[Start DATA SUPPLIED]

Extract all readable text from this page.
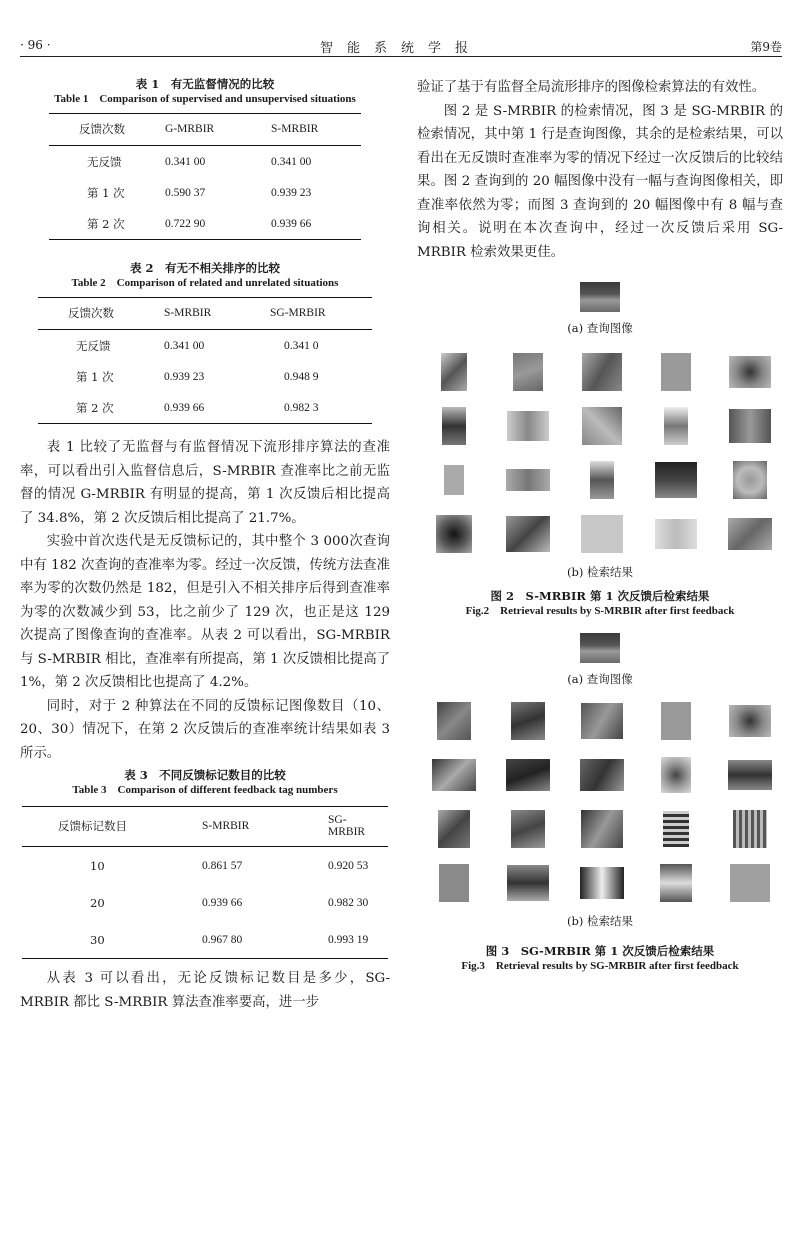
· 96 ·	智能系统学报	第9卷
表 1　有无监督情况的比较
Table 1　Comparison of supervised and unsupervised situations
反馈次数	G-MRBIR	S-MRBIR
无反馈	0.341 00	0.341 00
第 1 次	0.590 37	0.939 23
第 2 次	0.722 90	0.939 66
表 2　有无不相关排序的比较
Table 2　Comparison of related and unrelated situations
反馈次数	S-MRBIR	SG-MRBIR
无反馈	0.341 00	0.341 0
第 1 次	0.939 23	0.948 9
第 2 次	0.939 66	0.982 3

表 1 比较了无监督与有监督情况下流形排序算法的查准率，可以看出引入监督信息后，S-MRBIR 查准率比之前无监督的情况 G-MRBIR 有明显的提高，第 1 次反馈后相比提高了 34.8%，第 2 次反馈后相比提高了 21.7%。

实验中首次迭代是无反馈标记的，其中整个 3 000次查询中有 182 次查询的查准率为零。经过一次反馈，传统方法查准率为零的次数仍然是 182，但是引入不相关排序后得到查准率为零的次数减少到 53，比之前少了 129 次，也正是这 129 次提高了图像查询的查准率。从表 2 可以看出，SG-MRBIR 与 S-MRBIR 相比，查准率有所提高，第 1 次反馈相比提高了 1%，第 2 次反馈相比也提高了 4.2%。

同时，对于 2 种算法在不同的反馈标记图像数目（10、20、30）情况下，在第 2 次反馈后的查准率统计结果如表 3 所示。

表 3　不同反馈标记数目的比较
Table 3　Comparison of different feedback tag numbers
反馈标记数目	S-MRBIR	SG-MRBIR
10	0.861 57	0.920 53
20	0.939 66	0.982 30
30	0.967 80	0.993 19

从表 3 可以看出，无论反馈标记数目是多少，SG-MRBIR 都比 S-MRBIR 算法查准率要高，进一步

验证了基于有监督全局流形排序的图像检索算法的有效性。

图 2 是 S-MRBIR 的检索情况，图 3 是 SG-MRBIR 的检索情况，其中第 1 行是查询图像，其余的是检索结果，可以看出在无反馈时查准率为零的情况下经过一次反馈后的比较结果。图 2 查询到的 20 幅图像中没有一幅与查询图像相关，即查准率依然为零；而图 3 查询到的 20 幅图像中有 8 幅与查询相关。说明在本次查询中，经过一次反馈后采用 SG-MRBIR 检索效果更佳。

(a) 查询图像
(b) 检索结果
图 2　S-MRBIR 第 1 次反馈后检索结果
Fig.2　Retrieval results by S-MRBIR after first feedback
(a) 查询图像
(b) 检索结果
图 3　SG-MRBIR 第 1 次反馈后检索结果
Fig.3　Retrieval results by SG-MRBIR after first feedback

[End DATA SUPPLIED]

WHAT IS NEEDED:
The material above holds pictures; copy everything else in it exactly.

EXPECTED OUTPUT:
Extract all readable text from this page.
· 96 ·	智能系统学报	第9卷
表 1　有无监督情况的比较
Table 1　Comparison of supervised and unsupervised situations
反馈次数	G-MRBIR	S-MRBIR
无反馈	0.341 00	0.341 00
第 1 次	0.590 37	0.939 23
第 2 次	0.722 90	0.939 66
表 2　有无不相关排序的比较
Table 2　Comparison of related and unrelated situations
反馈次数	S-MRBIR	SG-MRBIR
无反馈	0.341 00	0.341 0
第 1 次	0.939 23	0.948 9
第 2 次	0.939 66	0.982 3

表 1 比较了无监督与有监督情况下流形排序算法的查准率，可以看出引入监督信息后，S-MRBIR 查准率比之前无监督的情况 G-MRBIR 有明显的提高，第 1 次反馈后相比提高了 34.8%，第 2 次反馈后相比提高了 21.7%。

实验中首次迭代是无反馈标记的，其中整个 3 000次查询中有 182 次查询的查准率为零。经过一次反馈，传统方法查准率为零的次数仍然是 182，但是引入不相关排序后得到查准率为零的次数减少到 53，比之前少了 129 次，也正是这 129 次提高了图像查询的查准率。从表 2 可以看出，SG-MRBIR 与 S-MRBIR 相比，查准率有所提高，第 1 次反馈相比提高了 1%，第 2 次反馈相比也提高了 4.2%。

同时，对于 2 种算法在不同的反馈标记图像数目（10、20、30）情况下，在第 2 次反馈后的查准率统计结果如表 3 所示。

表 3　不同反馈标记数目的比较
Table 3　Comparison of different feedback tag numbers
反馈标记数目	S-MRBIR	SG-MRBIR
10	0.861 57	0.920 53
20	0.939 66	0.982 30
30	0.967 80	0.993 19

从表 3 可以看出，无论反馈标记数目是多少，SG-MRBIR 都比 S-MRBIR 算法查准率要高，进一步

验证了基于有监督全局流形排序的图像检索算法的有效性。

图 2 是 S-MRBIR 的检索情况，图 3 是 SG-MRBIR 的检索情况，其中第 1 行是查询图像，其余的是检索结果，可以看出在无反馈时查准率为零的情况下经过一次反馈后的比较结果。图 2 查询到的 20 幅图像中没有一幅与查询图像相关，即查准率依然为零；而图 3 查询到的 20 幅图像中有 8 幅与查询相关。说明在本次查询中，经过一次反馈后采用 SG-MRBIR 检索效果更佳。

(a) 查询图像
(b) 检索结果
图 2　S-MRBIR 第 1 次反馈后检索结果
Fig.2　Retrieval results by S-MRBIR after first feedback
(a) 查询图像
(b) 检索结果
图 3　SG-MRBIR 第 1 次反馈后检索结果
Fig.3　Retrieval results by SG-MRBIR after first feedback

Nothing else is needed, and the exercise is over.